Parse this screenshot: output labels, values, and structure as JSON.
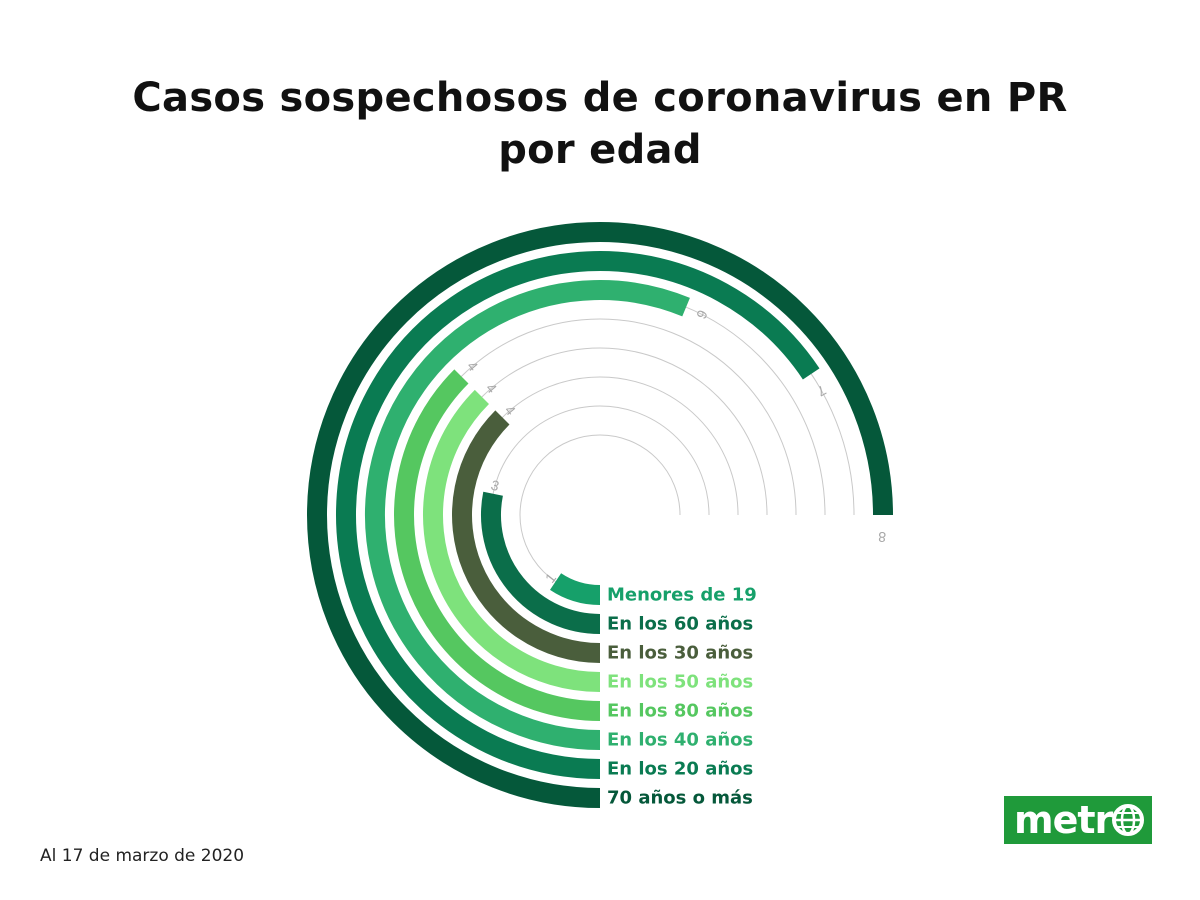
{
  "title_line1": "Casos sospechosos de coronavirus en PR",
  "title_line2": "por edad",
  "footnote": "Al 17 de marzo de 2020",
  "logo": {
    "text": "metr",
    "icon": "globe-icon",
    "background": "#1f9a3a"
  },
  "chart_data": {
    "type": "radial-bar",
    "title": "Casos sospechosos de coronavirus en PR por edad",
    "max_value": 8,
    "series": [
      {
        "name": "Menores de 19",
        "value": 1,
        "color": "#16a06a"
      },
      {
        "name": "En los 60 años",
        "value": 3,
        "color": "#0b6e4a"
      },
      {
        "name": "En los 30 años",
        "value": 4,
        "color": "#4a5e3c"
      },
      {
        "name": "En los 50 años",
        "value": 4,
        "color": "#7ee27c"
      },
      {
        "name": "En los 80 años",
        "value": 4,
        "color": "#55c760"
      },
      {
        "name": "En los 40 años",
        "value": 6,
        "color": "#2fb06f"
      },
      {
        "name": "En los 20 años",
        "value": 7,
        "color": "#0a7b52"
      },
      {
        "name": "70 años o más",
        "value": 8,
        "color": "#05583a"
      }
    ]
  }
}
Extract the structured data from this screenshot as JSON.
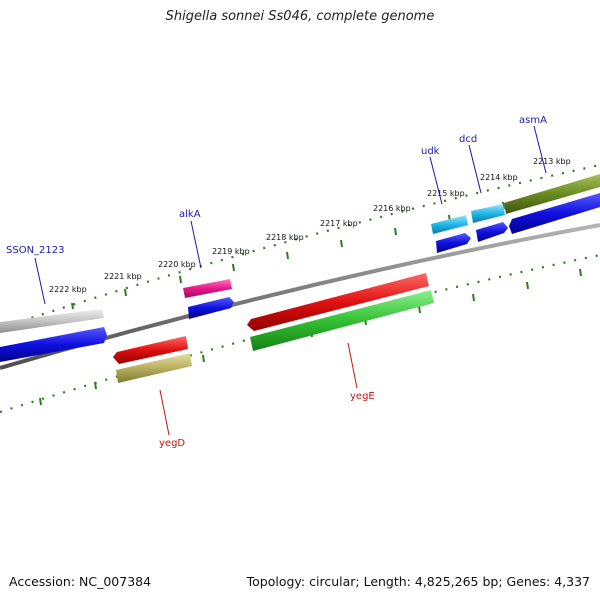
{
  "title": "Shigella sonnei Ss046, complete genome",
  "footer": {
    "accession": "Accession: NC_007384",
    "summary": "Topology: circular; Length: 4,825,265 bp; Genes: 4,337"
  },
  "colors": {
    "backbone": "#7a7a7a",
    "tick": "#2e7d1e",
    "label_forward": "#1a1aa8",
    "label_reverse": "#c41414"
  },
  "scale_labels": [
    "2222 kbp",
    "2221 kbp",
    "2220 kbp",
    "2219 kbp",
    "2218 kbp",
    "2217 kbp",
    "2216 kbp",
    "2215 kbp",
    "2214 kbp",
    "2213 kbp"
  ],
  "genes": [
    {
      "name": "SSON_2123",
      "strand": "forward",
      "color": "#1010e0",
      "top_color": "#c8c8c8"
    },
    {
      "name": "alkA",
      "strand": "forward",
      "color": "#1010e0",
      "top_color": "#e8188a"
    },
    {
      "name": "udk",
      "strand": "forward",
      "color": "#1010e0",
      "top_color": "#22b8e8"
    },
    {
      "name": "dcd",
      "strand": "forward",
      "color": "#1010e0",
      "top_color": "#22b8e8"
    },
    {
      "name": "asmA",
      "strand": "forward",
      "color": "#1010e0",
      "top_color": "#6a8a22"
    },
    {
      "name": "yegD",
      "strand": "reverse",
      "color": "#e01010",
      "bottom_color": "#b8b060"
    },
    {
      "name": "yegE",
      "strand": "reverse",
      "color": "#e01010",
      "bottom_color": "#33c033"
    }
  ]
}
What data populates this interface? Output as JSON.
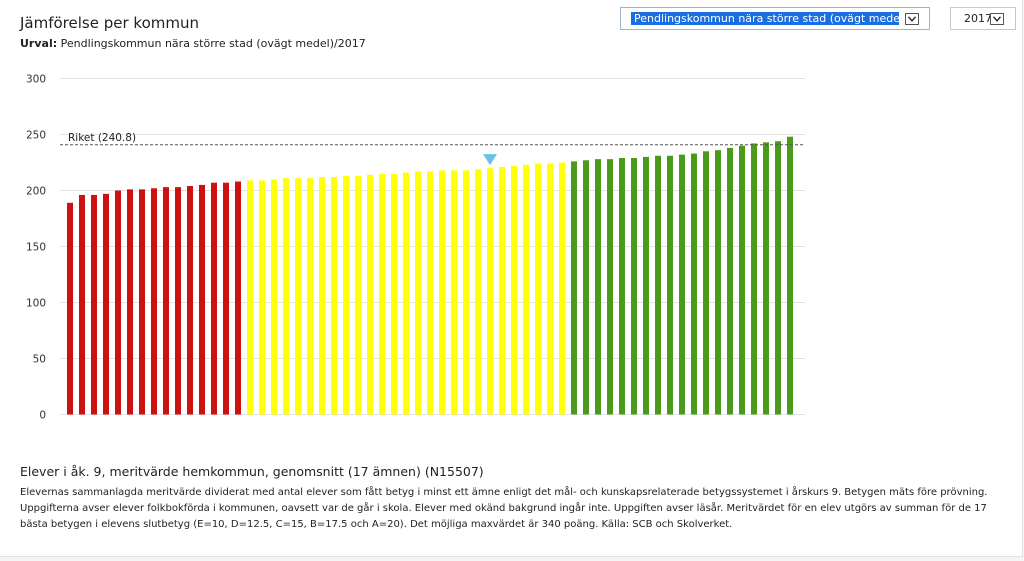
━━━━━━
[What is expected]
Could you transcribe the material above exactly, keeping every picture out?

[Answer for this exercise]
Parse this screenshot: output labels, values, and structure as JSON.
{
  "title_line1": "Casos sospechosos de coronavirus en PR",
  "title_line2": "por edad",
  "footnote": "Al 17 de marzo de 2020",
  "logo": {
    "text": "metr",
    "icon": "globe-icon",
    "background": "#1f9a3a"
  },
  "chart_data": {
    "type": "radial-bar",
    "title": "Casos sospechosos de coronavirus en PR por edad",
    "max_value": 8,
    "series": [
      {
        "name": "Menores de 19",
        "value": 1,
        "color": "#16a06a"
      },
      {
        "name": "En los 60 años",
        "value": 3,
        "color": "#0b6e4a"
      },
      {
        "name": "En los 30 años",
        "value": 4,
        "color": "#4a5e3c"
      },
      {
        "name": "En los 50 años",
        "value": 4,
        "color": "#7ee27c"
      },
      {
        "name": "En los 80 años",
        "value": 4,
        "color": "#55c760"
      },
      {
        "name": "En los 40 años",
        "value": 6,
        "color": "#2fb06f"
      },
      {
        "name": "En los 20 años",
        "value": 7,
        "color": "#0a7b52"
      },
      {
        "name": "70 años o más",
        "value": 8,
        "color": "#05583a"
      }
    ]
  }
}
Extract the structured data from this screenshot as JSON.
{
  "title": "Shigella sonnei Ss046, complete genome",
  "footer": {
    "accession": "Accession: NC_007384",
    "summary": "Topology: circular; Length: 4,825,265 bp; Genes: 4,337"
  },
  "colors": {
    "backbone": "#7a7a7a",
    "tick": "#2e7d1e",
    "label_forward": "#1a1aa8",
    "label_reverse": "#c41414"
  },
  "scale_labels": [
    "2222 kbp",
    "2221 kbp",
    "2220 kbp",
    "2219 kbp",
    "2218 kbp",
    "2217 kbp",
    "2216 kbp",
    "2215 kbp",
    "2214 kbp",
    "2213 kbp"
  ],
  "genes": [
    {
      "name": "SSON_2123",
      "strand": "forward",
      "color": "#1010e0",
      "top_color": "#c8c8c8"
    },
    {
      "name": "alkA",
      "strand": "forward",
      "color": "#1010e0",
      "top_color": "#e8188a"
    },
    {
      "name": "udk",
      "strand": "forward",
      "color": "#1010e0",
      "top_color": "#22b8e8"
    },
    {
      "name": "dcd",
      "strand": "forward",
      "color": "#1010e0",
      "top_color": "#22b8e8"
    },
    {
      "name": "asmA",
      "strand": "forward",
      "color": "#1010e0",
      "top_color": "#6a8a22"
    },
    {
      "name": "yegD",
      "strand": "reverse",
      "color": "#e01010",
      "bottom_color": "#b8b060"
    },
    {
      "name": "yegE",
      "strand": "reverse",
      "color": "#e01010",
      "bottom_color": "#33c033"
    }
  ]
}
What data populates this interface? Output as JSON.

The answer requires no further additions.